• WHAT THE TASK ASKS: Identify and pull out each line of the entries in which "microworlds" occurs.

[Dataset rows]
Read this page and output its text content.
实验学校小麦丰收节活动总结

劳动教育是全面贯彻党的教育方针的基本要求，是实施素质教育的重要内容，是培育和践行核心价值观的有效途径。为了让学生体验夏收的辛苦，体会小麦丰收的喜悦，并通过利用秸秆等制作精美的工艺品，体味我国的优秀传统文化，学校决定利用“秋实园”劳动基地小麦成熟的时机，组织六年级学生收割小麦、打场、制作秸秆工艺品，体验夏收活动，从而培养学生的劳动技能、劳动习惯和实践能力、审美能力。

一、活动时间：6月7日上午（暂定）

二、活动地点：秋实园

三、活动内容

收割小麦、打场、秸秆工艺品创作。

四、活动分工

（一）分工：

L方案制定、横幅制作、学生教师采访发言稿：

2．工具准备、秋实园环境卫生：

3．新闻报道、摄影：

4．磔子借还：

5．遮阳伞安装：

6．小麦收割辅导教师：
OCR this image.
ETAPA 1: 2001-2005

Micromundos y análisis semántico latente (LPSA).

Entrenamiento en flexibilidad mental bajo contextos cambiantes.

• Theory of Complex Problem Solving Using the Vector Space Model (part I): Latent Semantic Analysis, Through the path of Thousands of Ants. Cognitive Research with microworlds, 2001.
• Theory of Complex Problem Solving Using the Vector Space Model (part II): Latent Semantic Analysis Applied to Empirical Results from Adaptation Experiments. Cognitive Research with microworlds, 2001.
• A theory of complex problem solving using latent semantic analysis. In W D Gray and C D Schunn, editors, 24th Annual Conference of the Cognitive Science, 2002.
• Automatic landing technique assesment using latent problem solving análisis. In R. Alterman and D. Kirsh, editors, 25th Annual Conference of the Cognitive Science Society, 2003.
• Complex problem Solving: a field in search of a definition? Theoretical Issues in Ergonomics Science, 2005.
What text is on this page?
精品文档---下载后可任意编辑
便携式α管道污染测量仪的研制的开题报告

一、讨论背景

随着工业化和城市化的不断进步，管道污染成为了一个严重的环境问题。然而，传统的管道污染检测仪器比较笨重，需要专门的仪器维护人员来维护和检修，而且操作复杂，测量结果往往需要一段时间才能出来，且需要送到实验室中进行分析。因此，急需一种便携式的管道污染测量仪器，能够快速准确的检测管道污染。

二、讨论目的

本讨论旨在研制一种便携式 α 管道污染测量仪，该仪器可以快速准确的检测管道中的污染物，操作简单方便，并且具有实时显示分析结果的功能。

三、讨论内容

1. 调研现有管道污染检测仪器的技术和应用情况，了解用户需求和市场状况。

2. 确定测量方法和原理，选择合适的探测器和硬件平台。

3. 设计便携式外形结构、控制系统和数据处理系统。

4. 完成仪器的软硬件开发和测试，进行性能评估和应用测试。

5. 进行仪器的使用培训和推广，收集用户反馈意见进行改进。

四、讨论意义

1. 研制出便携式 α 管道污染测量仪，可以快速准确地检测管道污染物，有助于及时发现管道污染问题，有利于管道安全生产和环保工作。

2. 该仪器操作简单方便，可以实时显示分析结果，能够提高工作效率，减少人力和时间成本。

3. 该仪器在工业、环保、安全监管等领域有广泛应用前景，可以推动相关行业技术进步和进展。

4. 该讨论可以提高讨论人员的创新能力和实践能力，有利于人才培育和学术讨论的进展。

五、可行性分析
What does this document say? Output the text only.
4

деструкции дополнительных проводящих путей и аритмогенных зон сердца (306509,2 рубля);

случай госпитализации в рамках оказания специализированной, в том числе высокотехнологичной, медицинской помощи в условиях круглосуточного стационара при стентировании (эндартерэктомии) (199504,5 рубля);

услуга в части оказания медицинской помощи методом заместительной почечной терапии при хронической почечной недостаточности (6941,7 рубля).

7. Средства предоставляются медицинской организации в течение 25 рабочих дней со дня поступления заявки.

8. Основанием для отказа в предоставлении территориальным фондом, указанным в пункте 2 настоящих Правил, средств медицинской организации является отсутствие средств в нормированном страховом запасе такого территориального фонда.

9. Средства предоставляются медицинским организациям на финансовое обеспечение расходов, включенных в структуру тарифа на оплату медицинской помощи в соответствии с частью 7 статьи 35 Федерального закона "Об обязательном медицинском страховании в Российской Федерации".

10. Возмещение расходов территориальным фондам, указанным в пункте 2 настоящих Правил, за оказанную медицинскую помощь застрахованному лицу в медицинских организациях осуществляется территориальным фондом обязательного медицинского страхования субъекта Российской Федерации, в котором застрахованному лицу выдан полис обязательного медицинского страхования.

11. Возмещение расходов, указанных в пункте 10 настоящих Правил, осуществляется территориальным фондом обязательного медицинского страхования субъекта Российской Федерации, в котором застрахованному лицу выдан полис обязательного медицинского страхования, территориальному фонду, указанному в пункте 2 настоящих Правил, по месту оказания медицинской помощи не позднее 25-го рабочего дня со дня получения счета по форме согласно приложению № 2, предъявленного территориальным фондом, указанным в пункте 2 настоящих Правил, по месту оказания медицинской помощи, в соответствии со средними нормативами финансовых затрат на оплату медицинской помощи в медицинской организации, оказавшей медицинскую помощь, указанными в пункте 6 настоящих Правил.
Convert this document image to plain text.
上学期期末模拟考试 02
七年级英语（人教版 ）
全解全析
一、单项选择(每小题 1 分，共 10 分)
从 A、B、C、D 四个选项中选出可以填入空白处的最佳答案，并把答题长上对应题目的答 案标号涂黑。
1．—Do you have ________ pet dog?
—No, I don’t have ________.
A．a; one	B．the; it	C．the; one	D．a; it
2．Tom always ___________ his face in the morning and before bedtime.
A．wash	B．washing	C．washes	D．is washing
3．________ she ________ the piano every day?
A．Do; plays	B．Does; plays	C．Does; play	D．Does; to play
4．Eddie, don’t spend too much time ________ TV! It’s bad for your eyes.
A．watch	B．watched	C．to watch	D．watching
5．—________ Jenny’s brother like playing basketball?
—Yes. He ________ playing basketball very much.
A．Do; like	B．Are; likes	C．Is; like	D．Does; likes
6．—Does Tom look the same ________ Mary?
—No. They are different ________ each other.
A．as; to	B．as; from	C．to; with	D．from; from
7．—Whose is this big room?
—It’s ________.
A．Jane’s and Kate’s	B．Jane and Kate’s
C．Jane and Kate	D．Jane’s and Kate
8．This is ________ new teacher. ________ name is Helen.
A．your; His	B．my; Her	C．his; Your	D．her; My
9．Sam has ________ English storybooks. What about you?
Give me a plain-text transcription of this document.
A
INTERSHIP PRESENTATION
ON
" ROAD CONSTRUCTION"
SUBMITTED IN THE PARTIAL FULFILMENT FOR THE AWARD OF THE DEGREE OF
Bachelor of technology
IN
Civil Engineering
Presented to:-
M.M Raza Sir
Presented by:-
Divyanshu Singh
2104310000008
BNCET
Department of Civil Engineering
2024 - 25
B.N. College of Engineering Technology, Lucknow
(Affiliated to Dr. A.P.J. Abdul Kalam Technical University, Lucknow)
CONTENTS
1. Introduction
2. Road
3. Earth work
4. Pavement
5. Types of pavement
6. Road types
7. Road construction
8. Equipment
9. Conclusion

• RESPONSE BELOW:
• Theory of Complex Problem Solving Using the Vector Space Model (part I): Latent Semantic Analysis, Through the path of Thousands of Ants. Cognitive Research with microworlds, 2001.
• Theory of Complex Problem Solving Using the Vector Space Model (part II): Latent Semantic Analysis Applied to Empirical Results from Adaptation Experiments. Cognitive Research with microworlds, 2001.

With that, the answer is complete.